To be done -> Could you transcribe the listing below exactly, from the line containing "step-steg-2[interactable]: ⌛ Steg" through the line containing "cell-category: 8 - Ekonomi [541,377,579,384]", both ends included?

Supplied material ->
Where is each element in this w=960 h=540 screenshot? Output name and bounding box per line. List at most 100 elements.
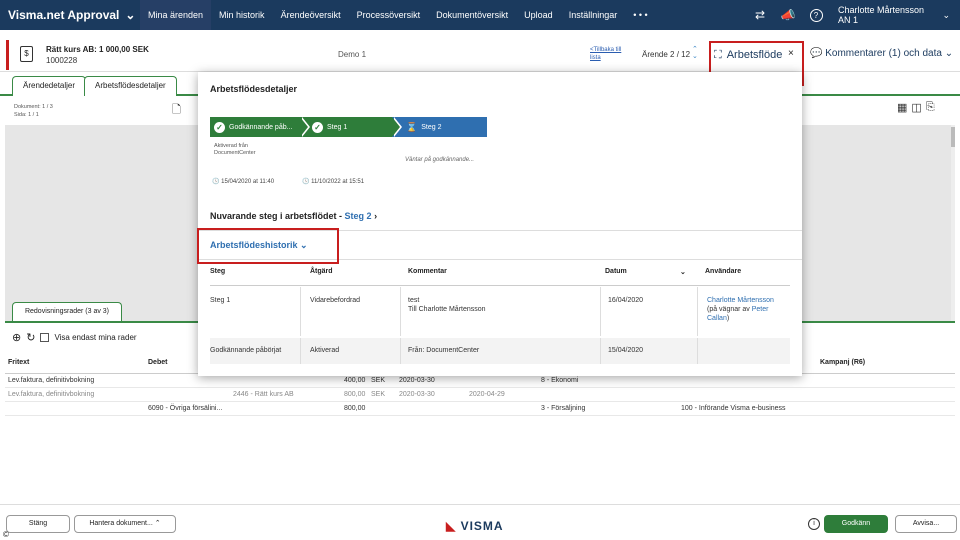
step-steg-2[interactable]: ⌛ Steg 2 [392,117,487,137]
current-step-link[interactable]: Steg 2 [345,211,372,221]
history-user-link[interactable]: Charlotte Mårtensson [707,296,774,305]
col-anvandare[interactable]: Användare [705,268,741,275]
panel-title: Arbetsflödesdetaljer [210,84,298,94]
only-mine-checkbox[interactable] [40,333,50,342]
col-kampanj[interactable]: Kampanj (R6) [820,359,865,366]
cell-category: 8 - Ekonomi [541,377,579,384]
signpost-icon[interactable]: ⇄ [746,8,774,22]
tab-workflow-details[interactable]: Arbetsflödesdetaljer [84,76,177,96]
case-number: 1000228 [46,56,78,65]
close-button[interactable]: Stäng [6,515,70,533]
viewer-scrollbar-thumb[interactable] [951,127,955,147]
col-separator [697,338,698,364]
brand-menu[interactable]: Visma.net Approval ⌄ [0,8,140,22]
step-approval-started[interactable]: ✓ Godkännande påb... [210,117,310,137]
nav-link-installningar[interactable]: Inställningar [561,0,626,30]
grid-view-icon[interactable]: ▦ [897,101,907,114]
footer-bar: Stäng Hantera dokument... ⌃ ◣ VISMA i Go… [0,504,960,540]
history-label: Arbetsflödeshistorik [210,240,298,250]
table-row[interactable]: Lev.faktura, definitivbokning 2446 - Rät… [5,388,955,402]
table-row[interactable]: 6090 - Övriga försälini... 800,00 3 - Fö… [5,402,955,416]
chevron-down-icon: ⌄ [125,8,136,22]
split-view-icon[interactable]: ◫ [911,101,921,114]
on-behalf-prefix: (på vägnar av [707,306,752,313]
status-bar [6,40,9,70]
cell-currency: SEK [371,391,386,398]
case-stepper[interactable]: ⌃ ⌄ [692,46,698,60]
chevron-up-icon[interactable]: ⌃ [692,46,698,53]
table-row[interactable]: Lev.faktura, definitivbokning 400,00 SEK… [5,374,955,388]
cell-debet: 6090 - Övriga försälini... [148,405,223,412]
nav-link-processoversikt[interactable]: Processöversikt [349,0,429,30]
more-menu-icon[interactable]: • • • [625,0,655,30]
approve-button[interactable]: Godkänn [824,515,888,533]
back-to-list-link[interactable]: <Tillbaka till lista [590,46,630,62]
visma-logo-text: VISMA [460,519,504,533]
document-info: Dokument: 1 / 3 Sida: 1 / 1 [14,103,53,119]
view-toggles: ▦ ◫ ⎘ [897,101,935,114]
col-kommentar[interactable]: Kommentar [408,268,447,275]
history-row: Steg 1 Vidarebefordrad test Till Charlot… [210,287,790,336]
sort-icon[interactable]: ⌄ [680,268,686,276]
brand-name: Visma.net Approval [8,8,120,22]
waiting-text: Väntar på godkännande... [405,157,475,163]
step-date-text: 15/04/2020 at 11:40 [221,179,275,185]
cell-category: 3 - Försäljning [541,405,586,412]
on-behalf-suffix: ) [726,315,730,322]
document-icon[interactable]: 🗋 [172,104,181,116]
top-nav: Visma.net Approval ⌄ Mina ärenden Min hi… [0,0,960,30]
col-atgard[interactable]: Åtgärd [310,268,333,275]
col-debet[interactable]: Debet [148,359,167,366]
viewer-scrollbar[interactable] [951,125,955,321]
history-on-behalf: (på vägnar av Peter Callan) [707,305,790,323]
col-datum[interactable]: Datum [605,268,627,275]
nav-link-mina-arenden[interactable]: Mina ärenden [140,0,212,30]
add-line-icon[interactable]: ⊕ [12,331,21,344]
comment-icon: 💬 [810,48,823,59]
workflow-button[interactable]: ⛶ Arbetsflöde [714,42,782,68]
invoice-icon: $ [20,46,33,62]
workflow-stepper: ✓ Godkännande påb... ✓ Steg 1 ⌛ Steg 2 [210,117,487,137]
reject-button[interactable]: Avvisa... [895,515,957,533]
cell-date: 2020-03-30 [399,391,435,398]
nav-link-upload[interactable]: Upload [516,0,561,30]
history-toggle[interactable]: Arbetsflödeshistorik ⌄ [210,240,308,251]
step-arrow [392,117,400,137]
attachment-icon[interactable]: ⎘ [926,101,935,114]
history-comment: test [408,297,420,304]
megaphone-icon[interactable]: 📣 [774,8,802,22]
user-menu[interactable]: Charlotte Mårtensson AN 1 ⌄ [830,5,960,25]
history-date: 16/04/2020 [608,297,644,304]
manage-documents-label: Hantera dokument... [89,520,153,527]
chevron-up-icon: ⌃ [154,520,161,527]
cell-due-date: 2020-04-29 [469,391,505,398]
info-icon[interactable]: i [808,518,820,530]
comments-button[interactable]: 💬 Kommentarer (1) och data ⌄ [810,48,953,59]
case-header: $ Rätt kurs AB: 1 000,00 SEK 1000228 Dem… [0,38,960,72]
cell-amount: 800,00 [344,405,366,412]
chevron-right-icon[interactable]: › [374,211,377,221]
tab-accounting-lines[interactable]: Redovisningsrader (3 av 3) [12,302,122,322]
current-step: Nuvarande steg i arbetsflödet - Steg 2 › [210,211,377,221]
close-icon[interactable]: × [788,48,794,59]
col-steg[interactable]: Steg [210,268,225,275]
step-steg-1[interactable]: ✓ Steg 1 [300,117,402,137]
help-button[interactable]: ? [802,8,830,22]
comments-label: Kommentarer (1) och data [825,48,942,59]
refresh-icon[interactable]: ↻ [26,331,35,344]
step-label: Steg 1 [327,123,348,131]
step-date: 🕓 15/04/2020 at 11:40 [212,178,274,185]
step-date: 🕓 11/10/2022 at 15:51 [302,178,364,185]
cell-project: 100 - Införande Visma e-business [681,405,786,412]
history-step: Steg 1 [210,297,231,304]
step-label: Steg 2 [421,123,442,131]
tab-case-details[interactable]: Ärendedetaljer [12,76,87,96]
nav-link-dokumentoversikt[interactable]: Dokumentöversikt [428,0,516,30]
nav-link-arendeoversikt[interactable]: Ärendeöversikt [273,0,349,30]
manage-documents-button[interactable]: Hantera dokument... ⌃ [74,515,176,533]
nav-link-min-historik[interactable]: Min historik [211,0,273,30]
lines-toolbar: ⊕ ↻ Visa endast mina rader [12,331,137,344]
col-fritext[interactable]: Fritext [8,359,29,366]
chevron-down-icon[interactable]: ⌄ [692,53,698,60]
workflow-label: Arbetsflöde [726,49,783,61]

Answer to the task ->
step-steg-2[interactable]: ⌛ Steg 2 [392,117,487,137]
current-step-link[interactable]: Steg 2 [345,211,372,221]
history-user-link[interactable]: Charlotte Mårtensson [707,296,774,305]
col-anvandare[interactable]: Användare [705,268,741,275]
panel-title: Arbetsflödesdetaljer [210,84,298,94]
only-mine-checkbox[interactable] [40,333,50,342]
col-kampanj[interactable]: Kampanj (R6) [820,359,865,366]
cell-category: 8 - Ekonomi [541,377,579,384]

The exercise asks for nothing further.